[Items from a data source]
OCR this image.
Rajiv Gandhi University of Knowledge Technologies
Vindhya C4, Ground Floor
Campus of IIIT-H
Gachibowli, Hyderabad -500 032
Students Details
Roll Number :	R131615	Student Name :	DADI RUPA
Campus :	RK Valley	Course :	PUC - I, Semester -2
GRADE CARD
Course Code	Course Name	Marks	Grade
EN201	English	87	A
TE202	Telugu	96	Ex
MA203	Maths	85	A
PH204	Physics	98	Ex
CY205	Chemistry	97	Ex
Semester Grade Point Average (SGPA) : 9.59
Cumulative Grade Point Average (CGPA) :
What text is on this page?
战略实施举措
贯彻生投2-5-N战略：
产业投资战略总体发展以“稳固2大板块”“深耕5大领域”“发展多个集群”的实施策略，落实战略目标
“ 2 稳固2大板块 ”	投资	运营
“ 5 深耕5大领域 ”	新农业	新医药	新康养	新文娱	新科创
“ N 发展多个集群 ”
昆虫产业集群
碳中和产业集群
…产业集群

WHAT YOU NEED TO DO -
Write the complete data out, exactly as above.

FULL RESPONSE -
OCR this image.
Rajiv Gandhi University of Knowledge Technologies
Vindhya C4, Ground Floor
Campus of IIIT-H
Gachibowli, Hyderabad -500 032
Students Details
Roll Number :	R131615	Student Name :	DADI RUPA
Campus :	RK Valley	Course :	PUC - I, Semester -2
GRADE CARD
Course Code	Course Name	Marks	Grade
EN201	English	87	A
TE202	Telugu	96	Ex
MA203	Maths	85	A
PH204	Physics	98	Ex
CY205	Chemistry	97	Ex
Semester Grade Point Average (SGPA) : 9.59
Cumulative Grade Point Average (CGPA) :
What text is on this page?
战略实施举措
贯彻生投2-5-N战略：
产业投资战略总体发展以“稳固2大板块”“深耕5大领域”“发展多个集群”的实施策略，落实战略目标
“ 2 稳固2大板块 ”	投资	运营
“ 5 深耕5大领域 ”	新农业	新医药	新康养	新文娱	新科创
“ N 发展多个集群 ”
昆虫产业集群
碳中和产业集群
…产业集群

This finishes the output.